▶ Exercise
Using the data beneath, show every line that includes the word "other".

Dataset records
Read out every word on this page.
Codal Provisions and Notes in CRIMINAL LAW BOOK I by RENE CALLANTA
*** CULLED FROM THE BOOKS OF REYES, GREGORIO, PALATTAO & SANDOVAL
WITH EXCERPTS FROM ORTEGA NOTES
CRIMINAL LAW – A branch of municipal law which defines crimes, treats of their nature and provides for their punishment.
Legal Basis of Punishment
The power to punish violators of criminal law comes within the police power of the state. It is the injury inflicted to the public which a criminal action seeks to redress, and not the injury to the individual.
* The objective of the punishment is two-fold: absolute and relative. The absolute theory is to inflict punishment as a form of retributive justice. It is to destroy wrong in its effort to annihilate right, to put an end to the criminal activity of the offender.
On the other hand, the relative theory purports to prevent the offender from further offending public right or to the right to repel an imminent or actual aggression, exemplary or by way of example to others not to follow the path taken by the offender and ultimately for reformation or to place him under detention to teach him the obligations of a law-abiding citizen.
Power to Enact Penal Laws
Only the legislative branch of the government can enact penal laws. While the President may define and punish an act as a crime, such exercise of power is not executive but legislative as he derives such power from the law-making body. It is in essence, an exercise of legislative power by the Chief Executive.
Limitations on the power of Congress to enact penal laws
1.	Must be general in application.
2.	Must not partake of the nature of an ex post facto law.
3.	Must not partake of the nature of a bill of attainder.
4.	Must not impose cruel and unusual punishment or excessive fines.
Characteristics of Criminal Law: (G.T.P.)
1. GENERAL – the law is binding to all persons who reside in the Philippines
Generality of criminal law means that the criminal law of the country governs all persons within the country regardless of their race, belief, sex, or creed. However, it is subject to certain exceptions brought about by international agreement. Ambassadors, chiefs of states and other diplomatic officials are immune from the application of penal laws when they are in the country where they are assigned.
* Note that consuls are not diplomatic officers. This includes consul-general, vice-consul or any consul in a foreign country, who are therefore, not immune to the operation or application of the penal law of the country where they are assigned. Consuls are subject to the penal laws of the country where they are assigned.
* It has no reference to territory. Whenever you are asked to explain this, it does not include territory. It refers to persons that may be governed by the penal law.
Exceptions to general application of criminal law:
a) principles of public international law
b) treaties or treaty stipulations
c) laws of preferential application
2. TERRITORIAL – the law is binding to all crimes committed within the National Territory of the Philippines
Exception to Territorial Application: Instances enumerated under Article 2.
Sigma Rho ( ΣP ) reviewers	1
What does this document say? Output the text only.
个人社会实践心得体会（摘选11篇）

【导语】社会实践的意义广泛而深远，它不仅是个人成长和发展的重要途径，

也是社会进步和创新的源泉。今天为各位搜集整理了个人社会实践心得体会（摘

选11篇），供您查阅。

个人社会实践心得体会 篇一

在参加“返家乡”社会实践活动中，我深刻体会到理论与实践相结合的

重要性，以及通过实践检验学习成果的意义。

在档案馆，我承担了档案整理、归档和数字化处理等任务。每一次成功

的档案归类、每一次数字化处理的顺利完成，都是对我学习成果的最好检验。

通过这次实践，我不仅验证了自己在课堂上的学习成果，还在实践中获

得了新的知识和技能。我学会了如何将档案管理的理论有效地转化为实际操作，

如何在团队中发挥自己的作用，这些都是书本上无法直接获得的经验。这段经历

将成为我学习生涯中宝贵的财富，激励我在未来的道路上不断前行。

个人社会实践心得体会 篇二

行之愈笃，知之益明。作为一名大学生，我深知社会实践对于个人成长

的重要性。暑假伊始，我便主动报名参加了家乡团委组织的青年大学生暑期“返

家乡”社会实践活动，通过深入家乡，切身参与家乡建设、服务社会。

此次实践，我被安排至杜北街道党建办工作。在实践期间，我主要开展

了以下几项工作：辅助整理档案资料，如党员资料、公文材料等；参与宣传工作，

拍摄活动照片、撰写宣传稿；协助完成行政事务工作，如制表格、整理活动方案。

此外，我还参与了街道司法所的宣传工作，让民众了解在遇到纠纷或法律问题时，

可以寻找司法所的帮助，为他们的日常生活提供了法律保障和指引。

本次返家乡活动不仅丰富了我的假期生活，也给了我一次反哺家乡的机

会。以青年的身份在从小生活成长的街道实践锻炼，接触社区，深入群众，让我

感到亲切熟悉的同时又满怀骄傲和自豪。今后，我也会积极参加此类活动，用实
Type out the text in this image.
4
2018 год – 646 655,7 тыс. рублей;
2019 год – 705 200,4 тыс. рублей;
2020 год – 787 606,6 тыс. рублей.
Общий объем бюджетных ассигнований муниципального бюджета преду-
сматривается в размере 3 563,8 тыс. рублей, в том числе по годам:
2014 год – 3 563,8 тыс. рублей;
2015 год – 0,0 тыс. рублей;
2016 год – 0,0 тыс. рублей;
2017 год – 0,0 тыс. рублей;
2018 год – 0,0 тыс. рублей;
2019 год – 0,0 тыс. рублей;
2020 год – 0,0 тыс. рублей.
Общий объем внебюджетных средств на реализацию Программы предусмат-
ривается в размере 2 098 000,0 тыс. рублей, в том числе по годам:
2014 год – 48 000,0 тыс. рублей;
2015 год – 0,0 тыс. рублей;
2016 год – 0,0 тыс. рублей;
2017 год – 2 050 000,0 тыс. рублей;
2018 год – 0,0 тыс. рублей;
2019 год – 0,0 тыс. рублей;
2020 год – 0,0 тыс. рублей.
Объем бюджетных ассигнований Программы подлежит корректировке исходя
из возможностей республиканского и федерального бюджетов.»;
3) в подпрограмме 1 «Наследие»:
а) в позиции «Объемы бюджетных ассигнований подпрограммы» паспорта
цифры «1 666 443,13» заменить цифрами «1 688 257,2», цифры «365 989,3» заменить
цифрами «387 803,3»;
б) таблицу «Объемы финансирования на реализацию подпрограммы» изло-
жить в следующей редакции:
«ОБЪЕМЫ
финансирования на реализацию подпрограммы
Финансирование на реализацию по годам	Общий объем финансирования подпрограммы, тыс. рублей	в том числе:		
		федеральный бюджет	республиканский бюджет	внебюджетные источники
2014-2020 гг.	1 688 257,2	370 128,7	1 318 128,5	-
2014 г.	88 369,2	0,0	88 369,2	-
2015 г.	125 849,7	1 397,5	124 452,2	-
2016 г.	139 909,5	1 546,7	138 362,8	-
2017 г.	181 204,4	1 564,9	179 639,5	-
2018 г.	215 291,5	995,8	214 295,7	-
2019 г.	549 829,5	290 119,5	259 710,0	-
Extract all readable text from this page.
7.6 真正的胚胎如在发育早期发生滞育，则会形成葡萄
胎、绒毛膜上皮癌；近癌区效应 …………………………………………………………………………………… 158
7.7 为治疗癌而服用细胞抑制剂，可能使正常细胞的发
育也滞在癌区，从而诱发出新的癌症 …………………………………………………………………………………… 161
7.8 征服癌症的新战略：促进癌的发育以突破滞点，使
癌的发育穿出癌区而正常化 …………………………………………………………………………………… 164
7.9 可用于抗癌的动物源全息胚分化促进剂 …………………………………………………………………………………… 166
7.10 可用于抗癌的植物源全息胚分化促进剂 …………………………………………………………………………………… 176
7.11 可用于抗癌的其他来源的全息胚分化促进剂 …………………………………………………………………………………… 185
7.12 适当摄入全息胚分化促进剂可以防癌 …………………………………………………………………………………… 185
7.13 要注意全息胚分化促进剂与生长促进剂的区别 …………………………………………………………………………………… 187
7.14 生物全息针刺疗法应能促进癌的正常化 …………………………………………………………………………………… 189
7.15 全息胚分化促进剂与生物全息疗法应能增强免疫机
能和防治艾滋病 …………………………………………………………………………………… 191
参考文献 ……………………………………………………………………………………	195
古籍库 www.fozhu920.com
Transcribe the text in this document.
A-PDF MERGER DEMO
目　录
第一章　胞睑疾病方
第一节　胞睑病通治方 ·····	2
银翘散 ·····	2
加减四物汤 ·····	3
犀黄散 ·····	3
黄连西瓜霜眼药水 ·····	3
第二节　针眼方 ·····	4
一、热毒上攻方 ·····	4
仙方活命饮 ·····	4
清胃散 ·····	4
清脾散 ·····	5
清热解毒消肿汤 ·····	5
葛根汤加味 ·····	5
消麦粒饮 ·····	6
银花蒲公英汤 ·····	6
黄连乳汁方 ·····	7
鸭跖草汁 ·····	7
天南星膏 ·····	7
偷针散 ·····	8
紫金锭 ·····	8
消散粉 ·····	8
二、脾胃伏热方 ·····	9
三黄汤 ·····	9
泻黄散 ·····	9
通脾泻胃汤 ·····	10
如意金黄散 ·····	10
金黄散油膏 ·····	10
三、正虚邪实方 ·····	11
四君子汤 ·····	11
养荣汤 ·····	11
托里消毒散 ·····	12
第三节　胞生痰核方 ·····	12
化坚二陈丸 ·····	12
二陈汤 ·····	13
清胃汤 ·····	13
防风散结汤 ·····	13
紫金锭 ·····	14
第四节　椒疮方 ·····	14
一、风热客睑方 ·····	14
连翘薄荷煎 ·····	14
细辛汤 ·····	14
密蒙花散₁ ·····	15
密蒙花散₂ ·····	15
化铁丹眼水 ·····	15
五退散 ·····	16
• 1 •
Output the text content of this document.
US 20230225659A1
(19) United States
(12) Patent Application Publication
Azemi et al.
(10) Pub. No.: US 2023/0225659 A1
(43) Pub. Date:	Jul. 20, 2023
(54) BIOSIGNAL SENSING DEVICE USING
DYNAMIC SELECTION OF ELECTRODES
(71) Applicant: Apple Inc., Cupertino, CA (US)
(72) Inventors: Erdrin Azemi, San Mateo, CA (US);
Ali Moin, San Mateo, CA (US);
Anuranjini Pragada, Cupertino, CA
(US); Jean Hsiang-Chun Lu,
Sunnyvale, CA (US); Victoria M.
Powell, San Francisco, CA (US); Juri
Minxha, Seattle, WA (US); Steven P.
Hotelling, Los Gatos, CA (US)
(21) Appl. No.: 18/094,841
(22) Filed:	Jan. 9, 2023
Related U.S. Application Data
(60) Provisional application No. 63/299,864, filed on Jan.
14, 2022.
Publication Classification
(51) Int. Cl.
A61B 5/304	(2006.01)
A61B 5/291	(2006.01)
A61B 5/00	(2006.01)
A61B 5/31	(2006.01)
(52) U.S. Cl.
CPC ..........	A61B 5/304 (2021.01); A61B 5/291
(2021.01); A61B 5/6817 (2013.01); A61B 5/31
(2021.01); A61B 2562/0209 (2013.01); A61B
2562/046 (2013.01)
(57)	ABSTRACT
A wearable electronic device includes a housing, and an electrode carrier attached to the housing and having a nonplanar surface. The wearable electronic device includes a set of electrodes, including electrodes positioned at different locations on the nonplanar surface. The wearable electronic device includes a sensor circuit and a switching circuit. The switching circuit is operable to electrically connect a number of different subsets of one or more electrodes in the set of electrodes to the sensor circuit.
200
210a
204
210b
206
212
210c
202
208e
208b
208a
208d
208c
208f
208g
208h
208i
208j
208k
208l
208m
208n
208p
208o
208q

▶ Full answer
On the other hand, the relative theory purports to prevent the offender from further offending public right or to the right to repel an imminent or actual aggression, exemplary or by way of example to others not to follow the path taken by the offender and ultimately for reformation or to place him under detention to teach him the obligations of a law-abiding citizen.
Generality of criminal law means that the criminal law of the country governs all persons within the country regardless of their race, belief, sex, or creed. However, it is subject to certain exceptions brought about by international agreement. Ambassadors, chiefs of states and other diplomatic officials are immune from the application of penal laws when they are in the country where they are assigned.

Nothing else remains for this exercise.